### Task 1
Give the stretch of the records from their start through the line containing "glyph-mark[interactable]: a bbox=[1075, 649, 1087, 672]" as a numbered list, leaving out blank lines.

The Pentaglot

A Dictionary in Five Languages

A Preliminary HTML Dump of the Pentaglot Database,

Demonstrator based on Volume 1, Heaven

editors: Oliver Corff, Dorj Dorjpalam, Xieyan Hincha, Wolfgang Lipp, Kyôko Maezono, Ablet Semet, Töwshintögs, Aysima Mirsultan, G. Gerelee

December 01, 2008, Ulaanbaatar/Berlin

Abstract

The Pentaglot, or Wuti Qingwen Jian in Chinese, compiled during the Qing Dynasty, is a famous multi-lingual dictionary. It comprises five languages: Manju, Tibetan, Mongolian, Uighur and Chinese, showing all five languages in parallel, arranged in semasiological order.

Its contents can only be accessed by a huge table of contents covering all subjects; no index for any of the languages is available in the original text.

The Pentaglot has never been published before 1957, when the Beijing Palace Museum prepared a photographical reproduction of the original manuscript, of which only two or three copies are known to have survived into the 21st century.

Many features of the manuscript suggest that the authors of the original dictionary did not finalize the preparations for a publication; too many errors persist which would have been purged from an officially approved imperial publication.

The Pentaglot Project aims at presenting all data of this dictionary in a manner as precise as possible, preserving all idiosyncrasies of the original; however, the complete text is now fully indexed by every segment of every lemma in every language. Segments can be words, suffix elements or Chinese characters. A Chinese pronounciation (in pinyin) has been added, and a German translation based on Hauer's Manju-German dictionary has been added.

Material contained in this Demonstration
Data Structure

Browse the Top Level Table of Contents

Presentation

Presentation Levels
Special Presentation Features
Colour Codes

The Index

Browse the Index

Final Remarks

Nota Bene:

Due to the proofreading status of individual languages, this HTML demonstration of the Pentaglot database is by no means authoritative; errors still exist in abundance, and hence, this material is only quotable after written request and confirmation.

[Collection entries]
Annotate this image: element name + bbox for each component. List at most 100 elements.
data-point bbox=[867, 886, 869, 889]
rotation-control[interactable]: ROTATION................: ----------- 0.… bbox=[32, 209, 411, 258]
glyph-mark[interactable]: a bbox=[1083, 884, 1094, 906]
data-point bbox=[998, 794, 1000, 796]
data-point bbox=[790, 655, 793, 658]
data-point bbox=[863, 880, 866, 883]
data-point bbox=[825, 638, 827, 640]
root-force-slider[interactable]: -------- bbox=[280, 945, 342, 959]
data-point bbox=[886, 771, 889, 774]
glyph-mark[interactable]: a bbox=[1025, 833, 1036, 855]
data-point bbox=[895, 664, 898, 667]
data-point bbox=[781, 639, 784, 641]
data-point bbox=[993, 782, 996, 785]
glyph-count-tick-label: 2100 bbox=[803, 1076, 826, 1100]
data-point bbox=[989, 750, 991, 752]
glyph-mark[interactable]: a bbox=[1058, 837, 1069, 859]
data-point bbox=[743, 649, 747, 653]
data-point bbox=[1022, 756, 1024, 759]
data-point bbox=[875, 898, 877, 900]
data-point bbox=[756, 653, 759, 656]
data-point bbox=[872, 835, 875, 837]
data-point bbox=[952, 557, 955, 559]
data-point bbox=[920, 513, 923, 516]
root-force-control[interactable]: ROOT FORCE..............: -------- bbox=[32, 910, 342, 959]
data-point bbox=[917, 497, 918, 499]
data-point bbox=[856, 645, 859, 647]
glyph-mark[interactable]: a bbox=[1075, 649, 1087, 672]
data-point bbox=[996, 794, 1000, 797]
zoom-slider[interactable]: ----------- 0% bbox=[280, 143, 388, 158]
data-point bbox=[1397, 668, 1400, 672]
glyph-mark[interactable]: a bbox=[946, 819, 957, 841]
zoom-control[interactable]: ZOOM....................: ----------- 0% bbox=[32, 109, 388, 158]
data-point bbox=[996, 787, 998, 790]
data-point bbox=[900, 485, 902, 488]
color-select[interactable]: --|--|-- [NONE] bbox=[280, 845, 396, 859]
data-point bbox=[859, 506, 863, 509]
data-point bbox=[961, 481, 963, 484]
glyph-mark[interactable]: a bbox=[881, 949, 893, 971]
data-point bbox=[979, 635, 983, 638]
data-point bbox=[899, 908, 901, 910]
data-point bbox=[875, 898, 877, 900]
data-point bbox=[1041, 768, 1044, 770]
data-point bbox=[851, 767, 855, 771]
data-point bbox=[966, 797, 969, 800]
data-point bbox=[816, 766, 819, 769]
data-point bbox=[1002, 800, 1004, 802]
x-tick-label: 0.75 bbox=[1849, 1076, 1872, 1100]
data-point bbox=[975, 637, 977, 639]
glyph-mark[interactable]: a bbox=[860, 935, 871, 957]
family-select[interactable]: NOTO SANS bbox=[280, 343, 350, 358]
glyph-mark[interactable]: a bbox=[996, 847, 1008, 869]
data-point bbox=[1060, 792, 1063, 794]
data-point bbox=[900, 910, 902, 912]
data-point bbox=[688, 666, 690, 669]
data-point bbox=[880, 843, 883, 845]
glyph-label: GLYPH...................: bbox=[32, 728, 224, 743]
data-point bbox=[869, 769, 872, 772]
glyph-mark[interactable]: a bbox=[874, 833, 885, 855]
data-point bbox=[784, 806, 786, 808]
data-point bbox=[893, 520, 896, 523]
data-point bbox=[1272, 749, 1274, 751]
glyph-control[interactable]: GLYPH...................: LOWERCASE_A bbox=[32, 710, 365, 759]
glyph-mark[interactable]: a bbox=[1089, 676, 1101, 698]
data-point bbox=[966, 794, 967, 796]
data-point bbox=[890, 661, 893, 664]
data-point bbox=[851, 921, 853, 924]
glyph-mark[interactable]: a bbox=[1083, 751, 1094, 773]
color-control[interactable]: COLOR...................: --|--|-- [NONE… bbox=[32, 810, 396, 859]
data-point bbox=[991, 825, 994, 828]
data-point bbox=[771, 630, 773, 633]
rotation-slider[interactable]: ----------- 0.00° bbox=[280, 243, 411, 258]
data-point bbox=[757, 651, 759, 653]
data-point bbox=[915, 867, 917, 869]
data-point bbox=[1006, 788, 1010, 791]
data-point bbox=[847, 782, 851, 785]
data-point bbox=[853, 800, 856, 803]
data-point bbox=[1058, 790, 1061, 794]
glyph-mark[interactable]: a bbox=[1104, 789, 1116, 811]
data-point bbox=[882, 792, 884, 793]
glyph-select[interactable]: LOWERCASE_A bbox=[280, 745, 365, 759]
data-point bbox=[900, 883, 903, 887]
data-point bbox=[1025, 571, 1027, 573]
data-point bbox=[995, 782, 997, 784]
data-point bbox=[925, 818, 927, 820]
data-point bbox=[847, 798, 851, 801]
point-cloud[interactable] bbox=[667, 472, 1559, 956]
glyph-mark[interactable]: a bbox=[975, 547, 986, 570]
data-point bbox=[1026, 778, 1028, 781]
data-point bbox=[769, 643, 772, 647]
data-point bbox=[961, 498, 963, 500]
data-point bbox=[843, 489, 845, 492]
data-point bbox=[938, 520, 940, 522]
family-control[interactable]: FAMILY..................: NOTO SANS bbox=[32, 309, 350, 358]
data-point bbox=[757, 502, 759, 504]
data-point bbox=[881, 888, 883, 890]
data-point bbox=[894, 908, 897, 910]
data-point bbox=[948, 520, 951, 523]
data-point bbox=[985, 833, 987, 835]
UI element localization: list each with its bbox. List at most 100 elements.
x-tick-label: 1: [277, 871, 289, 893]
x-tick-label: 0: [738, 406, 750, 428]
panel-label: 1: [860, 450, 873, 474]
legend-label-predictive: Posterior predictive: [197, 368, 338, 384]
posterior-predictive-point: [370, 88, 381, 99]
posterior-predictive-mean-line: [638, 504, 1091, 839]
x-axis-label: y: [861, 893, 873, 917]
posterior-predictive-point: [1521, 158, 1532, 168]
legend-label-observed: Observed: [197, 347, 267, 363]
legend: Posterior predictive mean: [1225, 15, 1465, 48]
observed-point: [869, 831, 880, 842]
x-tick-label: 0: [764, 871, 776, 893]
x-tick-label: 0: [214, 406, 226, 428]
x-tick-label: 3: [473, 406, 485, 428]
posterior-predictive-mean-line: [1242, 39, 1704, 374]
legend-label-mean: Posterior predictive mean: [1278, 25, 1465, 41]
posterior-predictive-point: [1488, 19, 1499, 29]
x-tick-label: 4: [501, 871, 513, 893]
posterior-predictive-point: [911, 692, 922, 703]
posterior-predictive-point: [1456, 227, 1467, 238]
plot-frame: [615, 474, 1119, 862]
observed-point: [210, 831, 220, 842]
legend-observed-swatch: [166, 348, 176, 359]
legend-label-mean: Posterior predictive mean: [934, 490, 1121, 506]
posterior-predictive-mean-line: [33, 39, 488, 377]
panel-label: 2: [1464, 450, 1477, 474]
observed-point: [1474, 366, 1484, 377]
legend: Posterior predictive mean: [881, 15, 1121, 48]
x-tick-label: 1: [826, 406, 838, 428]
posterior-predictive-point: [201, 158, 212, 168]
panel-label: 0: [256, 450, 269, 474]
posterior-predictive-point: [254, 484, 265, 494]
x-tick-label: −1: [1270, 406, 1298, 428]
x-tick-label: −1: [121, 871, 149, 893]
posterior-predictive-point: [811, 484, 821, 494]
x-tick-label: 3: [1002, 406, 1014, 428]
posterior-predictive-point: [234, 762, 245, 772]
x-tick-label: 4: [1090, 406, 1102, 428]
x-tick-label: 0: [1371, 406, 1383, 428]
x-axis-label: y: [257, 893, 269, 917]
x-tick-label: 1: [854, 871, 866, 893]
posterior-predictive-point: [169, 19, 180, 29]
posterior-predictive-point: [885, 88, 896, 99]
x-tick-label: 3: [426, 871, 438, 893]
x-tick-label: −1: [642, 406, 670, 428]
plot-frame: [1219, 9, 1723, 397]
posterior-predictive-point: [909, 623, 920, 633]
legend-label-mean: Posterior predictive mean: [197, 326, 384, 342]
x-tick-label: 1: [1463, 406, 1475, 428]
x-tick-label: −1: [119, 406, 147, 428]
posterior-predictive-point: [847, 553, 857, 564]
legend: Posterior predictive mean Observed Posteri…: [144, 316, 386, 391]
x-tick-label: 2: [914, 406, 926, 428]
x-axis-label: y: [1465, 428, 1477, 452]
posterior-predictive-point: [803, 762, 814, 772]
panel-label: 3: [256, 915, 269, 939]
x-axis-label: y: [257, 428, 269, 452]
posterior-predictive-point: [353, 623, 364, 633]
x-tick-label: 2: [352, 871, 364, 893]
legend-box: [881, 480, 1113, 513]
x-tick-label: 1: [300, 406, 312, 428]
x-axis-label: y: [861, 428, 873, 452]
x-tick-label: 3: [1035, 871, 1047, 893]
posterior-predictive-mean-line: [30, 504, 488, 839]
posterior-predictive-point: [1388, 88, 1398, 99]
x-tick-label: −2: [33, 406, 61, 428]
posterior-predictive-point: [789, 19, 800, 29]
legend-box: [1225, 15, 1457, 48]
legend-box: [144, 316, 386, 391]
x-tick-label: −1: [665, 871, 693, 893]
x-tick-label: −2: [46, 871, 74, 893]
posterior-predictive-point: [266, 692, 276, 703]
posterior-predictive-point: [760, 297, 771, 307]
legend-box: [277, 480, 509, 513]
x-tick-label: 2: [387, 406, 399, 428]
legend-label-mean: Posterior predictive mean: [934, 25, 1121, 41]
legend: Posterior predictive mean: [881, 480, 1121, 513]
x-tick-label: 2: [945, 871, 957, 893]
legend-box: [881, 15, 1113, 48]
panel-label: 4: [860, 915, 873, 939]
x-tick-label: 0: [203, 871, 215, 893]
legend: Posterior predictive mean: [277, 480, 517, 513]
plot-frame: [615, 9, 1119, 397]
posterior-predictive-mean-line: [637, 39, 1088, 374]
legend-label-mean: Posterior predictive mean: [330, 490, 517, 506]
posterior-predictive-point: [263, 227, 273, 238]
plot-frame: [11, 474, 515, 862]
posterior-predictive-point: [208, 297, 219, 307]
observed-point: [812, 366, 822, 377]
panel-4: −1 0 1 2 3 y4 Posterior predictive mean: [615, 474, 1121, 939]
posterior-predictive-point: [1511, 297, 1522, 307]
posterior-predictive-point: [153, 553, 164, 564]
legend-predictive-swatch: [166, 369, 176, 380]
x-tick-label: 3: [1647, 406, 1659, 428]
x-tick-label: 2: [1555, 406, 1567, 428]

### Task 2
Answer these questions about the Pentaglot text:
(a) Which volume is the demonstrator based on?
(b) In what year did the Beijing Palace Museum prepare a photographical reproduction of the original manuscript?
(c) What is the German translation based on?

### Result 1
1. Annotate this image: element name + bbox for each component. List at most 100 elements.
2. data-point bbox=[867, 886, 869, 889]
3. rotation-control[interactable]: ROTATION................: ----------- 0.… bbox=[32, 209, 411, 258]
4. glyph-mark[interactable]: a bbox=[1083, 884, 1094, 906]
5. data-point bbox=[998, 794, 1000, 796]
6. data-point bbox=[790, 655, 793, 658]
7. data-point bbox=[863, 880, 866, 883]
8. data-point bbox=[825, 638, 827, 640]
9. root-force-slider[interactable]: -------- bbox=[280, 945, 342, 959]
10. data-point bbox=[886, 771, 889, 774]
11. glyph-mark[interactable]: a bbox=[1025, 833, 1036, 855]
12. data-point bbox=[895, 664, 898, 667]
13. data-point bbox=[781, 639, 784, 641]
14. data-point bbox=[993, 782, 996, 785]
15. glyph-count-tick-label: 2100 bbox=[803, 1076, 826, 1100]
16. data-point bbox=[989, 750, 991, 752]
17. glyph-mark[interactable]: a bbox=[1058, 837, 1069, 859]
18. data-point bbox=[743, 649, 747, 653]
19. data-point bbox=[1022, 756, 1024, 759]
20. data-point bbox=[875, 898, 877, 900]
21. data-point bbox=[756, 653, 759, 656]
22. data-point bbox=[872, 835, 875, 837]
23. data-point bbox=[952, 557, 955, 559]
24. data-point bbox=[920, 513, 923, 516]
25. root-force-control[interactable]: ROOT FORCE..............: -------- bbox=[32, 910, 342, 959]
26. data-point bbox=[917, 497, 918, 499]
27. data-point bbox=[856, 645, 859, 647]
28. glyph-mark[interactable]: a bbox=[1075, 649, 1087, 672]

### Result 2
(a) Volume 1, Heaven
(b) 1957
(c) Hauer's Manju-German dictionary